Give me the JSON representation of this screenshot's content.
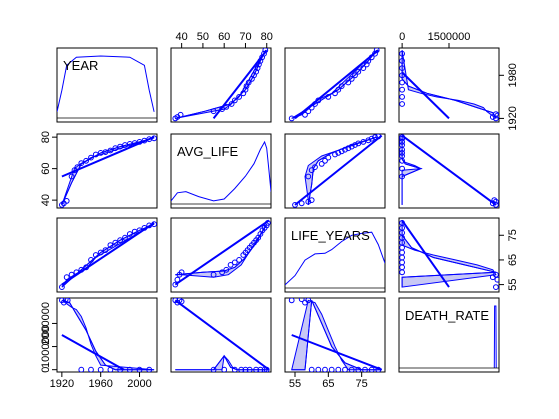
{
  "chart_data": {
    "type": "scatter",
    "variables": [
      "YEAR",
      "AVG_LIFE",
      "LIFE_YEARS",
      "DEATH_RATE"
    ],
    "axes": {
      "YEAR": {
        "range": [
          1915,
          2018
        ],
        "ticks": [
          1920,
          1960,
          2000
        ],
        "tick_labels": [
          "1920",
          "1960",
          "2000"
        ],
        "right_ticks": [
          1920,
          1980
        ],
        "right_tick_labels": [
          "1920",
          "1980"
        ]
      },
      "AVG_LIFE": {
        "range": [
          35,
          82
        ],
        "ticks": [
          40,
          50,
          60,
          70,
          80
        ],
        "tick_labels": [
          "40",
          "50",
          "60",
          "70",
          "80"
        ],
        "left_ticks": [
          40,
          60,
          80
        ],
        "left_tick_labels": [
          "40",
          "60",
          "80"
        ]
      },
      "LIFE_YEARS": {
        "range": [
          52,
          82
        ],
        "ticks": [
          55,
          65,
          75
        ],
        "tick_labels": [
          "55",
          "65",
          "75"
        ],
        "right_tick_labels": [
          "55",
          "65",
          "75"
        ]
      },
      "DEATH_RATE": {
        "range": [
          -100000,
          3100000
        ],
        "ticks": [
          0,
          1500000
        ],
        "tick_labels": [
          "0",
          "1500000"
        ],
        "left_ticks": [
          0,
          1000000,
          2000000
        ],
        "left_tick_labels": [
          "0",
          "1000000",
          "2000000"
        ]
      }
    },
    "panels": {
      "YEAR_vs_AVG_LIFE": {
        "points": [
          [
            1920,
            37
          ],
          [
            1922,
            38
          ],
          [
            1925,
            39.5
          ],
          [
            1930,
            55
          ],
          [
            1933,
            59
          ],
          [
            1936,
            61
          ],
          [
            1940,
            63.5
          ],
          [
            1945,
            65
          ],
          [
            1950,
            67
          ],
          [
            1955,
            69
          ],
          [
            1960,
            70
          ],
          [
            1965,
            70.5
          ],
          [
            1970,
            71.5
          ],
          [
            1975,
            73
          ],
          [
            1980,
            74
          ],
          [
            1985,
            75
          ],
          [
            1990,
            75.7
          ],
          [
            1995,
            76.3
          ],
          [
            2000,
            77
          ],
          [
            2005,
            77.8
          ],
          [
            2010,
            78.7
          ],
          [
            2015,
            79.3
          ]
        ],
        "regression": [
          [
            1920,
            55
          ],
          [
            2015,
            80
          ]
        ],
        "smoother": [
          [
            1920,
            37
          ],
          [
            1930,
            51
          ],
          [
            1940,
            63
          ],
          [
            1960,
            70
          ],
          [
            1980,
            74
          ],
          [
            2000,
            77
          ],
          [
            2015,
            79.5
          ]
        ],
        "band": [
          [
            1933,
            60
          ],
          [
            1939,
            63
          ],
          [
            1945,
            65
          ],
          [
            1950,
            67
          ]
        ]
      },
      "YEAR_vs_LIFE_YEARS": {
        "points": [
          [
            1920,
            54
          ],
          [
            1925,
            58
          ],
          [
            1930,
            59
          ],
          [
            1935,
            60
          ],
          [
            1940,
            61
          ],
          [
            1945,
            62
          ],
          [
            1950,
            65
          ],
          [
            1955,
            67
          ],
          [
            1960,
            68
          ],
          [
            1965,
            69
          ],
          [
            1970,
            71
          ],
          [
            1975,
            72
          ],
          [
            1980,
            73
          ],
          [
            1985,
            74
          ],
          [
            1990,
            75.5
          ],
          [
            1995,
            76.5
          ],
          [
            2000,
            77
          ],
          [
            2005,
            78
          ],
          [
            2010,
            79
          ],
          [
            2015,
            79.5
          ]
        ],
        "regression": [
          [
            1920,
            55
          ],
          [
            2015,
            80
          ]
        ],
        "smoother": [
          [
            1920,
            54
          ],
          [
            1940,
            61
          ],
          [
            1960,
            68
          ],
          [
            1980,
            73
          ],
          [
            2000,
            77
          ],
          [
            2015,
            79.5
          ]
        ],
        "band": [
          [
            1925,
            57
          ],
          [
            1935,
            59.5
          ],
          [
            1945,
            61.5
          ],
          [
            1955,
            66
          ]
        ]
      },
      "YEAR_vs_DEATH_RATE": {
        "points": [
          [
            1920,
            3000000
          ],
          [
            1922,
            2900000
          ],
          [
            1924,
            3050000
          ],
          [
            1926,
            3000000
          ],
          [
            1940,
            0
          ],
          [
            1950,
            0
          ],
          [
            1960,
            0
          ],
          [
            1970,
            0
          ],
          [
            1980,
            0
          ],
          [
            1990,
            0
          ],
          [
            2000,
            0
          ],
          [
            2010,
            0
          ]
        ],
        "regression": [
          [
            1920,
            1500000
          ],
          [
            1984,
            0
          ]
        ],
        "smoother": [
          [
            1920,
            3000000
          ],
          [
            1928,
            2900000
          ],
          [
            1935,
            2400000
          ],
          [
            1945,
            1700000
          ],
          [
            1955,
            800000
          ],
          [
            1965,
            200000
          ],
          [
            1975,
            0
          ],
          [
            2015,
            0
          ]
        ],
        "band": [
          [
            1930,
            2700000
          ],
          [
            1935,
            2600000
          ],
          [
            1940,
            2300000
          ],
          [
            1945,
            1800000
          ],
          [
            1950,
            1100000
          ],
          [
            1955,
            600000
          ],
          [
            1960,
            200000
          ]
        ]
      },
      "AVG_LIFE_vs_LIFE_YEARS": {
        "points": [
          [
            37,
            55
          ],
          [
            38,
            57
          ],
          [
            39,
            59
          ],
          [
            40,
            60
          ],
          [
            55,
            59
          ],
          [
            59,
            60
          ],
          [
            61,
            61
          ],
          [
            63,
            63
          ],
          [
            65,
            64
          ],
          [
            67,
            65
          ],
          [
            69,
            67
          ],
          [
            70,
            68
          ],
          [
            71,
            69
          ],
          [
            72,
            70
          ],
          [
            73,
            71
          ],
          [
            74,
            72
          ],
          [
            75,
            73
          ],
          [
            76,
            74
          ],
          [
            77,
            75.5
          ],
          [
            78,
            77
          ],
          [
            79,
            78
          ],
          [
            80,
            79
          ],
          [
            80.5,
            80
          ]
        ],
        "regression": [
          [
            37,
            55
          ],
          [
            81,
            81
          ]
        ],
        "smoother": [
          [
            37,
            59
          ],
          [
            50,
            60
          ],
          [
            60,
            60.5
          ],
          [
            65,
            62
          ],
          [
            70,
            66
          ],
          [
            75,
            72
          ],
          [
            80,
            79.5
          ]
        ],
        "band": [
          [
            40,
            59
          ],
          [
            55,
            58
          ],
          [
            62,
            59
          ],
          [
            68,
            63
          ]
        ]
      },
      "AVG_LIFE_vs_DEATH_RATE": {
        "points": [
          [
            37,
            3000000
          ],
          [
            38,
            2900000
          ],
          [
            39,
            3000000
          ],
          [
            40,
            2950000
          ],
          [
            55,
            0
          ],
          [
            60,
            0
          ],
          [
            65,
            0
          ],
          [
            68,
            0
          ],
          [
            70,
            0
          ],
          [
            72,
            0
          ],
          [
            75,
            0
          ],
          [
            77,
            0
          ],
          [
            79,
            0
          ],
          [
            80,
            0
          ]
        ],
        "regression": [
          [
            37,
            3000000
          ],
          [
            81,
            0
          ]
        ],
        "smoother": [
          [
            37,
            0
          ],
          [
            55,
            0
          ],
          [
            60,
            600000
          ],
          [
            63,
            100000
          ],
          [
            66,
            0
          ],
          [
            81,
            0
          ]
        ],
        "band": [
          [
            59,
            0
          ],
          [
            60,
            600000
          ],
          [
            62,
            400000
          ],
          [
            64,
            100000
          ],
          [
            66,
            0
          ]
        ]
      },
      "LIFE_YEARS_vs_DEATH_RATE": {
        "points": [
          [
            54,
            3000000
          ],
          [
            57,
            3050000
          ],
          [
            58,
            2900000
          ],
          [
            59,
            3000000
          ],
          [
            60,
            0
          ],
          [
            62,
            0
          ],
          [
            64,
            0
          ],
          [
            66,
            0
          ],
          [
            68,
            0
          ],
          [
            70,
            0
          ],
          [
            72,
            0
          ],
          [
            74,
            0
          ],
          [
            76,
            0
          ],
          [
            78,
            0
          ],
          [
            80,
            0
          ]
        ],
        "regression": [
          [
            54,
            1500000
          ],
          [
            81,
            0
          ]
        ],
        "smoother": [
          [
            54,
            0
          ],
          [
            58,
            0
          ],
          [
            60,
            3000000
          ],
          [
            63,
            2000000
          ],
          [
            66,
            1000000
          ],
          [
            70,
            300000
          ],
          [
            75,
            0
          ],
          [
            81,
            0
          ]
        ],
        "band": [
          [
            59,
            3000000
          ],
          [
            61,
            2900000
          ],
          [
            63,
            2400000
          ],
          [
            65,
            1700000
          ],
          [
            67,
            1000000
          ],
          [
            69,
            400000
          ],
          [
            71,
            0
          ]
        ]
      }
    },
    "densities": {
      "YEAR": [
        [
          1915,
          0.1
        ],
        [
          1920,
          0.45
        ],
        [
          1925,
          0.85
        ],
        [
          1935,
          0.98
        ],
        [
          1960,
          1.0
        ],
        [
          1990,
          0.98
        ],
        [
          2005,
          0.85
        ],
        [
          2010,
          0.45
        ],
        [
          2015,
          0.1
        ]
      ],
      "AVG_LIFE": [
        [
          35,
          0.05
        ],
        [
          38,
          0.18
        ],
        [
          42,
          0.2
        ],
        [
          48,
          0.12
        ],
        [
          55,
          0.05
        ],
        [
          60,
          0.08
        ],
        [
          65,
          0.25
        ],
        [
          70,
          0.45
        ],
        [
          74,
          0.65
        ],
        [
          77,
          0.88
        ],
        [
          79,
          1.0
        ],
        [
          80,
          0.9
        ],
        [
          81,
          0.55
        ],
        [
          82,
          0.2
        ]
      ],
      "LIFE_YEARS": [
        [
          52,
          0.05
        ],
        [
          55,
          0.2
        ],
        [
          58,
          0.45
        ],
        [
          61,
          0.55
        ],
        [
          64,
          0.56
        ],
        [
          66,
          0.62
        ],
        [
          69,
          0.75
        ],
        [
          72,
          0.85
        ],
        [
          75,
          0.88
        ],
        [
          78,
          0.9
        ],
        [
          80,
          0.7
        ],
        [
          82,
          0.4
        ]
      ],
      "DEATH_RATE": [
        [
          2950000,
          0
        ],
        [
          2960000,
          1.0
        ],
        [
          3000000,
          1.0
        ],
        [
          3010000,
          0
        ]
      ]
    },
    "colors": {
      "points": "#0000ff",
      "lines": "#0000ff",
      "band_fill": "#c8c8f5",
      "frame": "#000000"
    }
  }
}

○ ○ ○ ○

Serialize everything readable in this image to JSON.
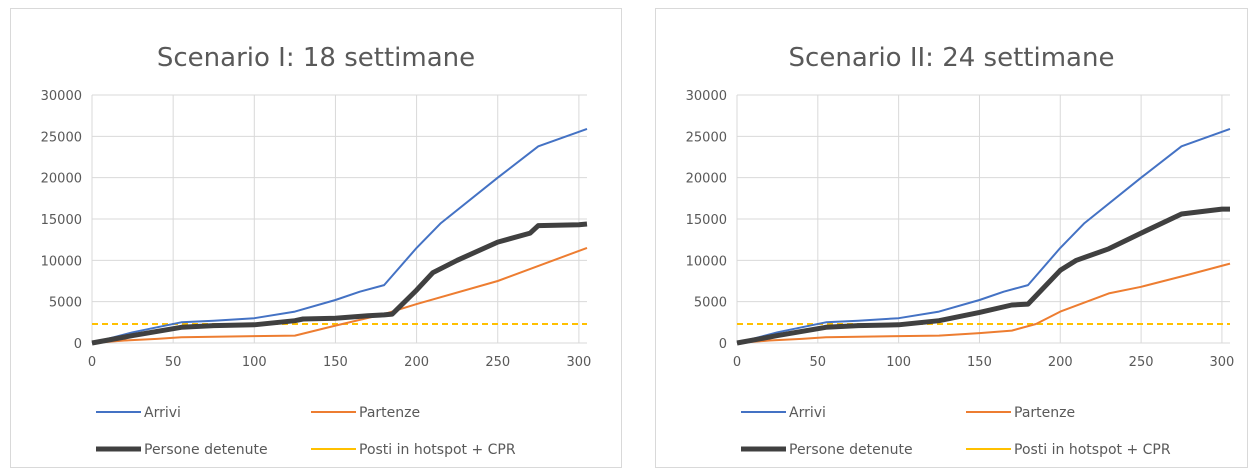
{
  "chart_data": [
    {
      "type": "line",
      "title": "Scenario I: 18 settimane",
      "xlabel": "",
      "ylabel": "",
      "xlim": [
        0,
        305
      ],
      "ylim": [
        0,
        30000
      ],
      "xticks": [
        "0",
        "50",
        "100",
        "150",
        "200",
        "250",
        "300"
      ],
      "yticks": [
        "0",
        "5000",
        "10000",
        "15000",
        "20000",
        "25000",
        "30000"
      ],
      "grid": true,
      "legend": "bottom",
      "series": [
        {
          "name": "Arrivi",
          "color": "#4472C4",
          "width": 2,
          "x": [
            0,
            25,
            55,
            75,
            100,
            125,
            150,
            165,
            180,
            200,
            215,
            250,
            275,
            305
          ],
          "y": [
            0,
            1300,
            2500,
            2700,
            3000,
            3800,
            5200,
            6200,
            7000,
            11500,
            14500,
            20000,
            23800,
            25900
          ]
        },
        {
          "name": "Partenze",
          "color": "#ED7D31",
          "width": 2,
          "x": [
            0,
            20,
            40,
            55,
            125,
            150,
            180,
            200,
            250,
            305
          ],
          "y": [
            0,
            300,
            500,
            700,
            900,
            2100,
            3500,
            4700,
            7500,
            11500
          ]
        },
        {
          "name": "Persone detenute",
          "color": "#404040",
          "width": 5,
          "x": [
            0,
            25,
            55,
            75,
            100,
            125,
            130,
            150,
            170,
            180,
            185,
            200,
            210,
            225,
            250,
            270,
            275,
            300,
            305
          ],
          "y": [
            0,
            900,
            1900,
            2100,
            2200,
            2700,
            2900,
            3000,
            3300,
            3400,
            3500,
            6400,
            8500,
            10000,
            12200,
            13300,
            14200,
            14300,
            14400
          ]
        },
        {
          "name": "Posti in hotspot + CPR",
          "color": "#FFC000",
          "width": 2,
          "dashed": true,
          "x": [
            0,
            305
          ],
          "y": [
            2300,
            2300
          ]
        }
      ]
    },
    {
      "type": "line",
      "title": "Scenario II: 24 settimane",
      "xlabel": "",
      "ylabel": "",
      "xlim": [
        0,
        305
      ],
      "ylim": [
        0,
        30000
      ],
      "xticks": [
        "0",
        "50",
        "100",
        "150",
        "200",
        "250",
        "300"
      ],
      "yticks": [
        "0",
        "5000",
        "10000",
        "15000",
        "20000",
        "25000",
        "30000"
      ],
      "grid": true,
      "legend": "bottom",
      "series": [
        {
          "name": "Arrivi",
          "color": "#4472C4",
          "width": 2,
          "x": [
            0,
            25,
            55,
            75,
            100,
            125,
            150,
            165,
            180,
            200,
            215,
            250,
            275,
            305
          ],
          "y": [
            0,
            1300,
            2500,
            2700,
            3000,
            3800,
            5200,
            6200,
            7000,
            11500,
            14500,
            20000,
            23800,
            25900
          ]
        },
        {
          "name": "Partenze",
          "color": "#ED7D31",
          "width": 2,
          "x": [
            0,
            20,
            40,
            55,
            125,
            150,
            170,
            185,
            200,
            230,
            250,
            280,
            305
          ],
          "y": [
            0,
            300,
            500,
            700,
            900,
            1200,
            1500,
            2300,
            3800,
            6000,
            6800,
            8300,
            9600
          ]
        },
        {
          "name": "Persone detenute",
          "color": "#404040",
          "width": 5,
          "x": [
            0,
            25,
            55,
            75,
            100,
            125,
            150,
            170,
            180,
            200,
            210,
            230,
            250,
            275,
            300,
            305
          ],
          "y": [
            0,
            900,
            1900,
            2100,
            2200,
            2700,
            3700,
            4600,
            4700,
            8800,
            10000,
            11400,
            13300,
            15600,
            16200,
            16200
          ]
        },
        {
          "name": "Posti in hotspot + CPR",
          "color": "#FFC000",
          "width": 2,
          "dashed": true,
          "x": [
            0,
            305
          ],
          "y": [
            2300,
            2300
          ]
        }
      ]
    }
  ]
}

○ ○ ○ ○

EXERCISE DETAILS: State the count of lines with the word "JSON" in them, and write nothing else.

ANSWER BELOW: 2